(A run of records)
━━━
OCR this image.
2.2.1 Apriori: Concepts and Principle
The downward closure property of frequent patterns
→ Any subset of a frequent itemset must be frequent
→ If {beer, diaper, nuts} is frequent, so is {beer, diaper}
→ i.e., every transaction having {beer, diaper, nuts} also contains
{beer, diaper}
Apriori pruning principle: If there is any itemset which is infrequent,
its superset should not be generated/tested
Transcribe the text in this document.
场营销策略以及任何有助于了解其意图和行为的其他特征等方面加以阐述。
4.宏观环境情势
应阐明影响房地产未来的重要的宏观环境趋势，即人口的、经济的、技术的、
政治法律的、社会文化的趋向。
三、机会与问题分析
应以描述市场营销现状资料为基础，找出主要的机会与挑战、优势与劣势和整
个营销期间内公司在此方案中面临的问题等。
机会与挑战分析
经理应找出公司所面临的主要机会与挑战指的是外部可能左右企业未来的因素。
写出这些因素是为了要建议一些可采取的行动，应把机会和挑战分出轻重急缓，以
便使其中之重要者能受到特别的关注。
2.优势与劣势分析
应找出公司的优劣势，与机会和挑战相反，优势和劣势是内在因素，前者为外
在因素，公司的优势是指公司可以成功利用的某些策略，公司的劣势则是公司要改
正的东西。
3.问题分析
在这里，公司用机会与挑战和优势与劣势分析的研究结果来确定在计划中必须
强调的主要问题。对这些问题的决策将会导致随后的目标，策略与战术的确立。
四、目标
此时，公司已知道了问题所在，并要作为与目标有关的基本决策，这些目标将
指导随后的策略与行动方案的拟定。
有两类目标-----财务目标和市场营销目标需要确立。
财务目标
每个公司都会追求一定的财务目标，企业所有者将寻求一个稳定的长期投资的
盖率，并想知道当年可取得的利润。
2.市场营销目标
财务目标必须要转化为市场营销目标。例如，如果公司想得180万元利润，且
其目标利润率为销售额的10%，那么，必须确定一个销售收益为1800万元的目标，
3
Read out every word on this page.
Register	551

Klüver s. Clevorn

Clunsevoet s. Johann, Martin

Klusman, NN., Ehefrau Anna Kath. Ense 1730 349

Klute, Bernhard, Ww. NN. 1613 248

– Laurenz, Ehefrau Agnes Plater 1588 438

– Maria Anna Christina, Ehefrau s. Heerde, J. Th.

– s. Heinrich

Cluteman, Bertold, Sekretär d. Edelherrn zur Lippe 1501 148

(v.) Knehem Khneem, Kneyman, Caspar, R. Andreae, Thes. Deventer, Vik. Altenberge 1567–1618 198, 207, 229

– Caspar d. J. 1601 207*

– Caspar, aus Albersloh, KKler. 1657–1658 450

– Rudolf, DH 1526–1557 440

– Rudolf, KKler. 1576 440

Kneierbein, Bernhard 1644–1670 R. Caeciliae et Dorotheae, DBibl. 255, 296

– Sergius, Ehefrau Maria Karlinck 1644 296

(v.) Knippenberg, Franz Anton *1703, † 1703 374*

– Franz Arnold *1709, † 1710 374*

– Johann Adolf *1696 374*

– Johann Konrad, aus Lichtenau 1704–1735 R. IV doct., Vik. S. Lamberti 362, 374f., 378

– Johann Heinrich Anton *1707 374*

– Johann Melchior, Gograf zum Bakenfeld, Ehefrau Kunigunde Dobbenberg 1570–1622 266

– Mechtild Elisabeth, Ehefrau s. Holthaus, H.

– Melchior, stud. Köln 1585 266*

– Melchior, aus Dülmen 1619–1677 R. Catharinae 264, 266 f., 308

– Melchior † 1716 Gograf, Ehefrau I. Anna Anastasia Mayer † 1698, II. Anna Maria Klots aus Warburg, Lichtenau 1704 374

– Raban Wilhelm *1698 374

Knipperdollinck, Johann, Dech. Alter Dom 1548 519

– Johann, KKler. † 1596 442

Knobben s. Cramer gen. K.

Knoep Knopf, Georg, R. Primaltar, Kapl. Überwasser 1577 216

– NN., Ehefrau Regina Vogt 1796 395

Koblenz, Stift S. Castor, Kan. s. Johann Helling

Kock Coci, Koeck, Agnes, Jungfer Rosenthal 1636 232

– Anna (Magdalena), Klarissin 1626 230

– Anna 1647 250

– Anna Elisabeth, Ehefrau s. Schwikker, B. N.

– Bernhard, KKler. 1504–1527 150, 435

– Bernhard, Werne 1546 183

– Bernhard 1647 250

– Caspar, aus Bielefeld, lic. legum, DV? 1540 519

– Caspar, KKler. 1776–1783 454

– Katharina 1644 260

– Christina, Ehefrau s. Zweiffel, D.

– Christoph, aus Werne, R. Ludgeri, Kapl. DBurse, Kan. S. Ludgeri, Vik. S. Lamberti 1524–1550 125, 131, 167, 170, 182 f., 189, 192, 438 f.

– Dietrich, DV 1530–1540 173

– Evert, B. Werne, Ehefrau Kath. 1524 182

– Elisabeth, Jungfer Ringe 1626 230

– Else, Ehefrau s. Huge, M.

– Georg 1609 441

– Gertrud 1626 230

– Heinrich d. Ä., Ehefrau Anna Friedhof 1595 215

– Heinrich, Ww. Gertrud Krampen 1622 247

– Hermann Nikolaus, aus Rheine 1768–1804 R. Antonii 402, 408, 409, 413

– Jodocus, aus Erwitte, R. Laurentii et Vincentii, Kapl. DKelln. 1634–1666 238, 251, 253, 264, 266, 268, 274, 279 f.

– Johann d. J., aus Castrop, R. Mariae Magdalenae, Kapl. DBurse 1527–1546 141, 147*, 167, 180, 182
━━━
### [TO BE DONE]
Write out every line of the material again, exactly as it reads.

### [FINAL RESULT]
OCR this image.
2.2.1 Apriori: Concepts and Principle
The downward closure property of frequent patterns
→ Any subset of a frequent itemset must be frequent
→ If {beer, diaper, nuts} is frequent, so is {beer, diaper}
→ i.e., every transaction having {beer, diaper, nuts} also contains
{beer, diaper}
Apriori pruning principle: If there is any itemset which is infrequent,
its superset should not be generated/tested
Transcribe the text in this document.
场营销策略以及任何有助于了解其意图和行为的其他特征等方面加以阐述。
4.宏观环境情势
应阐明影响房地产未来的重要的宏观环境趋势，即人口的、经济的、技术的、
政治法律的、社会文化的趋向。
三、机会与问题分析
应以描述市场营销现状资料为基础，找出主要的机会与挑战、优势与劣势和整
个营销期间内公司在此方案中面临的问题等。
机会与挑战分析
经理应找出公司所面临的主要机会与挑战指的是外部可能左右企业未来的因素。
写出这些因素是为了要建议一些可采取的行动，应把机会和挑战分出轻重急缓，以
便使其中之重要者能受到特别的关注。
2.优势与劣势分析
应找出公司的优劣势，与机会和挑战相反，优势和劣势是内在因素，前者为外
在因素，公司的优势是指公司可以成功利用的某些策略，公司的劣势则是公司要改
正的东西。
3.问题分析
在这里，公司用机会与挑战和优势与劣势分析的研究结果来确定在计划中必须
强调的主要问题。对这些问题的决策将会导致随后的目标，策略与战术的确立。
四、目标
此时，公司已知道了问题所在，并要作为与目标有关的基本决策，这些目标将
指导随后的策略与行动方案的拟定。
有两类目标-----财务目标和市场营销目标需要确立。
财务目标
每个公司都会追求一定的财务目标，企业所有者将寻求一个稳定的长期投资的
盖率，并想知道当年可取得的利润。
2.市场营销目标
财务目标必须要转化为市场营销目标。例如，如果公司想得180万元利润，且
其目标利润率为销售额的10%，那么，必须确定一个销售收益为1800万元的目标，
3
Read out every word on this page.
Register	551

Klüver s. Clevorn

Clunsevoet s. Johann, Martin

Klusman, NN., Ehefrau Anna Kath. Ense 1730 349

Klute, Bernhard, Ww. NN. 1613 248

– Laurenz, Ehefrau Agnes Plater 1588 438

– Maria Anna Christina, Ehefrau s. Heerde, J. Th.

– s. Heinrich

Cluteman, Bertold, Sekretär d. Edelherrn zur Lippe 1501 148

(v.) Knehem Khneem, Kneyman, Caspar, R. Andreae, Thes. Deventer, Vik. Altenberge 1567–1618 198, 207, 229

– Caspar d. J. 1601 207*

– Caspar, aus Albersloh, KKler. 1657–1658 450

– Rudolf, DH 1526–1557 440

– Rudolf, KKler. 1576 440

Kneierbein, Bernhard 1644–1670 R. Caeciliae et Dorotheae, DBibl. 255, 296

– Sergius, Ehefrau Maria Karlinck 1644 296

(v.) Knippenberg, Franz Anton *1703, † 1703 374*

– Franz Arnold *1709, † 1710 374*

– Johann Adolf *1696 374*

– Johann Konrad, aus Lichtenau 1704–1735 R. IV doct., Vik. S. Lamberti 362, 374f., 378

– Johann Heinrich Anton *1707 374*

– Johann Melchior, Gograf zum Bakenfeld, Ehefrau Kunigunde Dobbenberg 1570–1622 266

– Mechtild Elisabeth, Ehefrau s. Holthaus, H.

– Melchior, stud. Köln 1585 266*

– Melchior, aus Dülmen 1619–1677 R. Catharinae 264, 266 f., 308

– Melchior † 1716 Gograf, Ehefrau I. Anna Anastasia Mayer † 1698, II. Anna Maria Klots aus Warburg, Lichtenau 1704 374

– Raban Wilhelm *1698 374

Knipperdollinck, Johann, Dech. Alter Dom 1548 519

– Johann, KKler. † 1596 442

Knobben s. Cramer gen. K.

Knoep Knopf, Georg, R. Primaltar, Kapl. Überwasser 1577 216

– NN., Ehefrau Regina Vogt 1796 395

Koblenz, Stift S. Castor, Kan. s. Johann Helling

Kock Coci, Koeck, Agnes, Jungfer Rosenthal 1636 232

– Anna (Magdalena), Klarissin 1626 230

– Anna 1647 250

– Anna Elisabeth, Ehefrau s. Schwikker, B. N.

– Bernhard, KKler. 1504–1527 150, 435

– Bernhard, Werne 1546 183

– Bernhard 1647 250

– Caspar, aus Bielefeld, lic. legum, DV? 1540 519

– Caspar, KKler. 1776–1783 454

– Katharina 1644 260

– Christina, Ehefrau s. Zweiffel, D.

– Christoph, aus Werne, R. Ludgeri, Kapl. DBurse, Kan. S. Ludgeri, Vik. S. Lamberti 1524–1550 125, 131, 167, 170, 182 f., 189, 192, 438 f.

– Dietrich, DV 1530–1540 173

– Evert, B. Werne, Ehefrau Kath. 1524 182

– Elisabeth, Jungfer Ringe 1626 230

– Else, Ehefrau s. Huge, M.

– Georg 1609 441

– Gertrud 1626 230

– Heinrich d. Ä., Ehefrau Anna Friedhof 1595 215

– Heinrich, Ww. Gertrud Krampen 1622 247

– Hermann Nikolaus, aus Rheine 1768–1804 R. Antonii 402, 408, 409, 413

– Jodocus, aus Erwitte, R. Laurentii et Vincentii, Kapl. DKelln. 1634–1666 238, 251, 253, 264, 266, 268, 274, 279 f.

– Johann d. J., aus Castrop, R. Mariae Magdalenae, Kapl. DBurse 1527–1546 141, 147*, 167, 180, 182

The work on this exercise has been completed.